Exercise details: Can you update the rows below by replacing "Volunteer Pass" with "Volunteer Annual Pass" wherever it occurs and keeping everything else the same? Leave the pictures out of your answer.

------------------------

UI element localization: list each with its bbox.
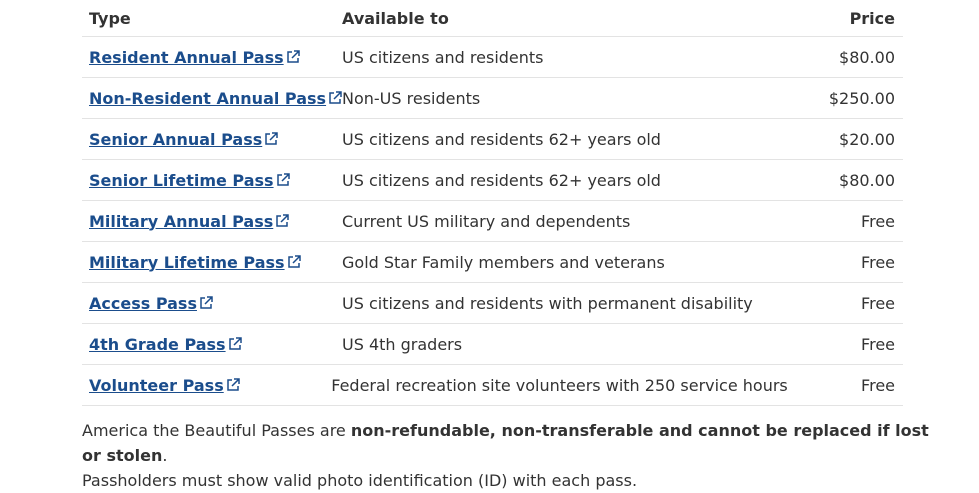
eligibility-cell: Federal recreation site volunteers with … xyxy=(331,375,788,395)
table-row: Non-Resident Annual Pass Non-US residents… xyxy=(82,78,903,119)
type-cell: Volunteer Pass xyxy=(82,376,331,395)
pass-name: Senior Annual Pass xyxy=(89,129,263,149)
header-cell: Price xyxy=(849,8,895,28)
pass-link[interactable]: Military Annual Pass xyxy=(89,211,290,231)
footnote-text: . xyxy=(162,446,168,465)
external-link-icon xyxy=(329,90,342,104)
table-row: Senior Annual Pass US citizens and reside… xyxy=(82,119,903,160)
price-cell: $20.00 xyxy=(839,129,895,149)
pass-link[interactable]: Resident Annual Pass xyxy=(89,48,300,67)
table-row: Volunteer Pass Federal recreation site vo… xyxy=(82,365,903,406)
type-cell: Senior Lifetime Pass xyxy=(82,171,342,190)
table-row: Senior Lifetime Pass US citizens and resi… xyxy=(82,160,903,201)
header-cell: Available to xyxy=(342,8,449,28)
external-link-icon xyxy=(276,172,290,186)
eligibility-cell: US citizens and residents with permanent… xyxy=(342,293,753,313)
price-cell: $80.00 xyxy=(839,170,895,190)
footnote-text: America the Beautiful Passes are xyxy=(82,421,346,440)
table-row: Military Annual Pass Current US military … xyxy=(82,201,903,242)
eligibility-cell: Gold Star Family members and veterans xyxy=(342,252,665,272)
pass-name: Volunteer Pass xyxy=(89,375,224,395)
price-cell: $250.00 xyxy=(828,88,895,108)
eligibility-cell: Current US military and dependents xyxy=(342,211,631,231)
external-link-icon xyxy=(287,254,301,268)
eligibility-cell: Non-US residents xyxy=(342,88,481,108)
external-link-icon xyxy=(228,336,242,350)
footnote-text: Passholders must show valid photo identi… xyxy=(82,471,638,490)
price-cell: Free xyxy=(861,211,895,231)
header-cell: Type xyxy=(89,8,131,28)
type-cell: Access Pass xyxy=(82,294,342,313)
price-cell: $80.00 xyxy=(839,47,895,67)
external-link-icon xyxy=(265,131,278,145)
type-cell: Senior Annual Pass xyxy=(82,130,342,149)
price-cell: Free xyxy=(861,293,895,313)
table-row: Military Lifetime Pass Gold Star Family m… xyxy=(82,242,903,283)
pass-link[interactable]: Senior Lifetime Pass xyxy=(89,171,290,190)
pass-link[interactable]: 4th Grade Pass xyxy=(89,335,242,354)
external-link-icon xyxy=(200,295,213,309)
pass-link[interactable]: Volunteer Pass xyxy=(89,376,240,395)
type-cell: Military Lifetime Pass xyxy=(82,253,342,272)
price-cell: Free xyxy=(861,252,895,272)
table-row: Access Pass US citizens and residents wit… xyxy=(82,283,903,324)
footnote-bold: non-refundable, non-transferable and can… xyxy=(82,421,929,465)
header-row: Type Available to Price xyxy=(82,0,903,37)
type-cell: Military Annual Pass xyxy=(82,212,342,231)
type-cell: Non-Resident Annual Pass xyxy=(82,89,342,108)
pass-name: Military Lifetime Pass xyxy=(89,252,285,272)
pass-name: Resident Annual Pass xyxy=(89,47,284,67)
eligibility-cell: US citizens and residents xyxy=(342,47,544,67)
passes-table: Type Available to Price Resident Annual … xyxy=(82,0,903,406)
page: Type Available to Price Resident Annual … xyxy=(82,0,929,490)
pass-name: 4th Grade Pass xyxy=(89,334,226,354)
external-link-icon xyxy=(286,49,300,63)
pass-link[interactable]: Access Pass xyxy=(89,294,213,313)
table-row: 4th Grade Pass US 4th graders Free xyxy=(82,324,903,365)
pass-link[interactable]: Senior Annual Pass xyxy=(89,130,278,149)
external-link-icon xyxy=(226,377,240,391)
pass-link[interactable]: Non-Resident Annual Pass xyxy=(89,89,342,108)
pass-name: Access Pass xyxy=(89,293,197,313)
eligibility-cell: US citizens and residents 62+ years old xyxy=(342,170,661,190)
pass-name: Non-Resident Annual Pass xyxy=(89,88,327,108)
type-cell: 4th Grade Pass xyxy=(82,335,342,354)
external-link-icon xyxy=(276,213,290,227)
pass-name: Senior Lifetime Pass xyxy=(89,170,274,190)
price-cell: Free xyxy=(861,375,895,395)
eligibility-cell: US 4th graders xyxy=(342,334,463,354)
pass-name: Military Annual Pass xyxy=(89,211,274,231)
type-cell: Resident Annual Pass xyxy=(82,48,342,67)
table-row: Resident Annual Pass US citizens and resi… xyxy=(82,37,903,78)
pass-link[interactable]: Military Lifetime Pass xyxy=(89,253,301,272)
price-cell: Free xyxy=(861,334,895,354)
eligibility-cell: US citizens and residents 62+ years old xyxy=(342,129,661,149)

------------------------

Reply to the task:
UI element localization: list each with its bbox.
eligibility-cell: Federal recreation site volunteers with … xyxy=(331,375,788,395)
table-row: Non-Resident Annual Pass Non-US residents… xyxy=(82,78,903,119)
type-cell: Volunteer Annual Pass xyxy=(82,376,331,395)
pass-name: Senior Annual Pass xyxy=(89,129,263,149)
header-cell: Price xyxy=(849,8,895,28)
pass-link[interactable]: Military Annual Pass xyxy=(89,211,290,231)
footnote-text: . xyxy=(162,446,168,465)
external-link-icon xyxy=(329,90,342,104)
table-row: Senior Annual Pass US citizens and reside… xyxy=(82,119,903,160)
price-cell: $20.00 xyxy=(839,129,895,149)
pass-link[interactable]: Resident Annual Pass xyxy=(89,48,300,67)
table-row: Volunteer Annual Pass Federal recreation site vo… xyxy=(82,365,903,406)
type-cell: Senior Lifetime Pass xyxy=(82,171,342,190)
table-row: Senior Lifetime Pass US citizens and resi… xyxy=(82,160,903,201)
header-cell: Available to xyxy=(342,8,449,28)
external-link-icon xyxy=(276,172,290,186)
eligibility-cell: US citizens and residents with permanent… xyxy=(342,293,753,313)
price-cell: $80.00 xyxy=(839,170,895,190)
footnote-text: America the Beautiful Passes are xyxy=(82,421,346,440)
table-row: Military Annual Pass Current US military … xyxy=(82,201,903,242)
eligibility-cell: Gold Star Family members and veterans xyxy=(342,252,665,272)
pass-name: Volunteer Annual Pass xyxy=(89,375,224,395)
price-cell: $250.00 xyxy=(828,88,895,108)
eligibility-cell: Current US military and dependents xyxy=(342,211,631,231)
external-link-icon xyxy=(287,254,301,268)
eligibility-cell: Non-US residents xyxy=(342,88,481,108)
external-link-icon xyxy=(228,336,242,350)
footnote-text: Passholders must show valid photo identi… xyxy=(82,471,638,490)
price-cell: Free xyxy=(861,211,895,231)
header-cell: Type xyxy=(89,8,131,28)
type-cell: Access Pass xyxy=(82,294,342,313)
price-cell: $80.00 xyxy=(839,47,895,67)
external-link-icon xyxy=(265,131,278,145)
type-cell: Senior Annual Pass xyxy=(82,130,342,149)
price-cell: Free xyxy=(861,293,895,313)
table-row: Military Lifetime Pass Gold Star Family m… xyxy=(82,242,903,283)
pass-link[interactable]: Senior Lifetime Pass xyxy=(89,171,290,190)
pass-link[interactable]: 4th Grade Pass xyxy=(89,335,242,354)
external-link-icon xyxy=(200,295,213,309)
pass-link[interactable]: Volunteer Annual Pass xyxy=(89,376,240,395)
type-cell: Military Lifetime Pass xyxy=(82,253,342,272)
price-cell: Free xyxy=(861,252,895,272)
table-row: Access Pass US citizens and residents wit… xyxy=(82,283,903,324)
footnote-bold: non-refundable, non-transferable and can… xyxy=(82,421,929,465)
header-row: Type Available to Price xyxy=(82,0,903,37)
type-cell: Military Annual Pass xyxy=(82,212,342,231)
type-cell: Non-Resident Annual Pass xyxy=(82,89,342,108)
pass-name: Military Lifetime Pass xyxy=(89,252,285,272)
pass-name: Resident Annual Pass xyxy=(89,47,284,67)
eligibility-cell: US citizens and residents xyxy=(342,47,544,67)
passes-table: Type Available to Price Resident Annual … xyxy=(82,0,903,406)
page: Type Available to Price Resident Annual … xyxy=(82,0,929,490)
pass-name: 4th Grade Pass xyxy=(89,334,226,354)
external-link-icon xyxy=(286,49,300,63)
pass-link[interactable]: Access Pass xyxy=(89,294,213,313)
table-row: 4th Grade Pass US 4th graders Free xyxy=(82,324,903,365)
pass-link[interactable]: Senior Annual Pass xyxy=(89,130,278,149)
external-link-icon xyxy=(226,377,240,391)
pass-link[interactable]: Non-Resident Annual Pass xyxy=(89,89,342,108)
pass-name: Access Pass xyxy=(89,293,197,313)
eligibility-cell: US citizens and residents 62+ years old xyxy=(342,170,661,190)
pass-name: Non-Resident Annual Pass xyxy=(89,88,327,108)
type-cell: 4th Grade Pass xyxy=(82,335,342,354)
external-link-icon xyxy=(276,213,290,227)
pass-name: Senior Lifetime Pass xyxy=(89,170,274,190)
price-cell: Free xyxy=(861,375,895,395)
eligibility-cell: US 4th graders xyxy=(342,334,463,354)
pass-name: Military Annual Pass xyxy=(89,211,274,231)
type-cell: Resident Annual Pass xyxy=(82,48,342,67)
table-row: Resident Annual Pass US citizens and resi… xyxy=(82,37,903,78)
pass-link[interactable]: Military Lifetime Pass xyxy=(89,253,301,272)
price-cell: Free xyxy=(861,334,895,354)
eligibility-cell: US citizens and residents 62+ years old xyxy=(342,129,661,149)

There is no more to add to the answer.